▶ Source material:
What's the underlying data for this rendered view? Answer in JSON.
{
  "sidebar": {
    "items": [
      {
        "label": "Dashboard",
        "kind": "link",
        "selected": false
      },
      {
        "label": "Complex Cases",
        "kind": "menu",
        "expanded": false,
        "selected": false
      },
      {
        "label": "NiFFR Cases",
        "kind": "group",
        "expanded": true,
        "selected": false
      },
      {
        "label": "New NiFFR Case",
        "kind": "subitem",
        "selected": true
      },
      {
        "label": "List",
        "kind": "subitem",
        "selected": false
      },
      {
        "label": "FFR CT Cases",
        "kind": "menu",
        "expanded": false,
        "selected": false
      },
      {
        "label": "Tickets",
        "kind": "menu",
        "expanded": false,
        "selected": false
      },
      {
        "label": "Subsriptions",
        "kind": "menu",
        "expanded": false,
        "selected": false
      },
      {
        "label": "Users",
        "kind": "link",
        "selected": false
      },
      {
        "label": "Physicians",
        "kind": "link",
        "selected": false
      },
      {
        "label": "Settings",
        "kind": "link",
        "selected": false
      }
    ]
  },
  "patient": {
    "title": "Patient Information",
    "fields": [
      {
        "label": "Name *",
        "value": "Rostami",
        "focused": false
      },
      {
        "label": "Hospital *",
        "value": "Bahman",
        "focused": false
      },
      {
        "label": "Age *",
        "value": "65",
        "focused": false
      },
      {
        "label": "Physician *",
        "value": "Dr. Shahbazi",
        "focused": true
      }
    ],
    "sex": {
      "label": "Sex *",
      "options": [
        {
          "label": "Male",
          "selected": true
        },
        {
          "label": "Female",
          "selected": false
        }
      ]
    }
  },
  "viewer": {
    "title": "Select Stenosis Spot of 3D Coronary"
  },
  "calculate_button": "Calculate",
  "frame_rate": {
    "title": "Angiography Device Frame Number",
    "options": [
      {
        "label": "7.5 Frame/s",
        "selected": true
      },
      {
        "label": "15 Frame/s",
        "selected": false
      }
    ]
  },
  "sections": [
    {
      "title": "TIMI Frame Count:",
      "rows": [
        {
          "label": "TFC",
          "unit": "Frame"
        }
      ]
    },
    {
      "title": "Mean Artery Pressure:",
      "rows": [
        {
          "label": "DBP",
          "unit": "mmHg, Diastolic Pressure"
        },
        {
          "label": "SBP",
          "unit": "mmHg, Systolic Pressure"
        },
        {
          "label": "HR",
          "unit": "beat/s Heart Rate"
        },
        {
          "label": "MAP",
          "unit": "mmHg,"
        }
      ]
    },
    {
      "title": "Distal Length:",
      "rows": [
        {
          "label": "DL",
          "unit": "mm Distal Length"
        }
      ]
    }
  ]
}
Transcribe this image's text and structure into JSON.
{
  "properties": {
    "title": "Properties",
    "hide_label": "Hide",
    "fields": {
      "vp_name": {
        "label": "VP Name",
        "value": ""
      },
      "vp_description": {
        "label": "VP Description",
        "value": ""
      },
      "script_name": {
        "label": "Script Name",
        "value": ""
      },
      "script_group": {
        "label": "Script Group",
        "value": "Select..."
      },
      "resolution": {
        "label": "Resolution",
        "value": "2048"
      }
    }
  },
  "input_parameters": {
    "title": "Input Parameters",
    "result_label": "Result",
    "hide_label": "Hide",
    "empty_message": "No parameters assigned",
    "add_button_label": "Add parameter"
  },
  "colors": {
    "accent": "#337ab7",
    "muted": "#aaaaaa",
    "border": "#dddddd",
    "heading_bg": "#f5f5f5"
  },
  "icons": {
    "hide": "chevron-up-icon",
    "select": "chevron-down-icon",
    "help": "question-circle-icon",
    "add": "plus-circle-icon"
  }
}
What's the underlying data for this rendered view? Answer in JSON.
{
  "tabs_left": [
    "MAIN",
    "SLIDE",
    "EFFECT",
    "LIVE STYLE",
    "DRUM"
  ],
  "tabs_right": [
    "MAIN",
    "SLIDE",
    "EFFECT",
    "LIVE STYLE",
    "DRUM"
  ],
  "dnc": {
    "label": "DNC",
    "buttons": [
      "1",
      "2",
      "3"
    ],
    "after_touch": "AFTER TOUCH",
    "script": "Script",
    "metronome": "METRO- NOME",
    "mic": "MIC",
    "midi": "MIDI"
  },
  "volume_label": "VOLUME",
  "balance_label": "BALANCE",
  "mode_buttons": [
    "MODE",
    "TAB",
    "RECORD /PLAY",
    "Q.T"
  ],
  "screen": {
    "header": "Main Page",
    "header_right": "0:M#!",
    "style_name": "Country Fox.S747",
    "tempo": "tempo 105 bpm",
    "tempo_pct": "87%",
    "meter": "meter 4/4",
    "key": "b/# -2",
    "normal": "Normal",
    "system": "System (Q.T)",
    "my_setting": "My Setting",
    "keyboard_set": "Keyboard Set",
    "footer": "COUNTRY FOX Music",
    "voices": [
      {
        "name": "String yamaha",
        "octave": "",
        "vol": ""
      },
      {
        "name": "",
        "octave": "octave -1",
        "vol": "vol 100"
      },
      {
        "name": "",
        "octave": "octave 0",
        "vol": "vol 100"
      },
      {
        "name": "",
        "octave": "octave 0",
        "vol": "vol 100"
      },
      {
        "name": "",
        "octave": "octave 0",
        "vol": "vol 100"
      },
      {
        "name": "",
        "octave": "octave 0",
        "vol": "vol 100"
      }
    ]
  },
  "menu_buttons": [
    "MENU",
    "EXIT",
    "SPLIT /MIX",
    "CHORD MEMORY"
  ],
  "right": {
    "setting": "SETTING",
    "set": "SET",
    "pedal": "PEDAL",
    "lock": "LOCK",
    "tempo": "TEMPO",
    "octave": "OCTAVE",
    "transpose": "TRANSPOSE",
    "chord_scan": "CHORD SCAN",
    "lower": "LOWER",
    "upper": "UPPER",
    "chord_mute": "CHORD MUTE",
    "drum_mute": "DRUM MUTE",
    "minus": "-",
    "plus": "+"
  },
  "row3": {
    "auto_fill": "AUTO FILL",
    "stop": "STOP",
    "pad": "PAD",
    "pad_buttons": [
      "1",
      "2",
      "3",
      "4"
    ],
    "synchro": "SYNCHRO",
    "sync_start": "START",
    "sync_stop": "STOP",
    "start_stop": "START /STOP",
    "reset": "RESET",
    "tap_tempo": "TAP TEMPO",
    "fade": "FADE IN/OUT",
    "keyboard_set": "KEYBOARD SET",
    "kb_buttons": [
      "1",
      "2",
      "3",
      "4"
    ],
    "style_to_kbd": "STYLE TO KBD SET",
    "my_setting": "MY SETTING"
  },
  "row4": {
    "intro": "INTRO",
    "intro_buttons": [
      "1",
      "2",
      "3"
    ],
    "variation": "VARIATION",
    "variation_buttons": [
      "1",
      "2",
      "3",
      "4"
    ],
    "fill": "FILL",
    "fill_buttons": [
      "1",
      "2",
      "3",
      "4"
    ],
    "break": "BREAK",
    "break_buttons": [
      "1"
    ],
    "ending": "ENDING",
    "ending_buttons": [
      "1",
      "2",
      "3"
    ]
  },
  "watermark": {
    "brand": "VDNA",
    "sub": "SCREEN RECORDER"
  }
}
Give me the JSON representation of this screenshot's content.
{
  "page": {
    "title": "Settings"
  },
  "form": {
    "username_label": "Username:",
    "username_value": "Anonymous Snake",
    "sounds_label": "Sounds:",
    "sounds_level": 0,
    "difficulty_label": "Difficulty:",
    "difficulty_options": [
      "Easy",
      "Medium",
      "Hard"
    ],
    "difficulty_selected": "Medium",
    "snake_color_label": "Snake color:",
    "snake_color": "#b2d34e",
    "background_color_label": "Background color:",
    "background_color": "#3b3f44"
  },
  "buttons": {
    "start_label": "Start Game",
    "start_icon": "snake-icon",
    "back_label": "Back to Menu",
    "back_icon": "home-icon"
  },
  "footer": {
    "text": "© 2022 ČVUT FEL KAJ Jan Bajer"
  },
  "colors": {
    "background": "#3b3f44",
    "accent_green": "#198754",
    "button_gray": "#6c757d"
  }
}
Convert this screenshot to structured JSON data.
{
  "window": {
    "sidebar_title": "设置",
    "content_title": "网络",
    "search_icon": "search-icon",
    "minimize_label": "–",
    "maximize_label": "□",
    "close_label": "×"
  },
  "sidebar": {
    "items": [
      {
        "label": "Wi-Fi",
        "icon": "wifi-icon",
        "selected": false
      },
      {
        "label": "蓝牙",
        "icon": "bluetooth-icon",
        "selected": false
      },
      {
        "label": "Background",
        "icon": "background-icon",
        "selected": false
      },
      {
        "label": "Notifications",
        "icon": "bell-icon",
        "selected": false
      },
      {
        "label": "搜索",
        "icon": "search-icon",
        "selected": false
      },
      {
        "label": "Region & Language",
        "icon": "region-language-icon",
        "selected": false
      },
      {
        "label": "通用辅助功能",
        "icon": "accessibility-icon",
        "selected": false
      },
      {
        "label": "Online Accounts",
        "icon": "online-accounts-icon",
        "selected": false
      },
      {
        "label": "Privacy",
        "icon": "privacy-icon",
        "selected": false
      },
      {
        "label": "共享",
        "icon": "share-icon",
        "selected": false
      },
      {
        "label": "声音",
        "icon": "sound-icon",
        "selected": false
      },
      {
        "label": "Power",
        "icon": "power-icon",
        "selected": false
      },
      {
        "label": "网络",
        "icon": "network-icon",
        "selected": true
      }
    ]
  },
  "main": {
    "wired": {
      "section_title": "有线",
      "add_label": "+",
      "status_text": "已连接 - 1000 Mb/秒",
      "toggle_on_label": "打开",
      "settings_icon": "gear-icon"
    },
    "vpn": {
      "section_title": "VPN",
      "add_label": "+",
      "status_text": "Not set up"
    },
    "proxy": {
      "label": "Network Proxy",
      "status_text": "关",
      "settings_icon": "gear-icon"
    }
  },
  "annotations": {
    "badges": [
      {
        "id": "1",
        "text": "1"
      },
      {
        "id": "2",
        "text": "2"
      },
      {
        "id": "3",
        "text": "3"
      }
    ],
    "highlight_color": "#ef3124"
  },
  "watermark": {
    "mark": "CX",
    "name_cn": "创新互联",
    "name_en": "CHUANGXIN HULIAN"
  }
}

▶ What the exercise asks: Extract lines where the string "this" occurs.

▶ Result below:
What's the underlying data for this rendered view? Answer in JSON.
Transcribe this image's text and structure into JSON.
What's the underlying data for this rendered view? Answer in JSON.
Give me the JSON representation of this screenshot's content.
Convert this screenshot to structured JSON data.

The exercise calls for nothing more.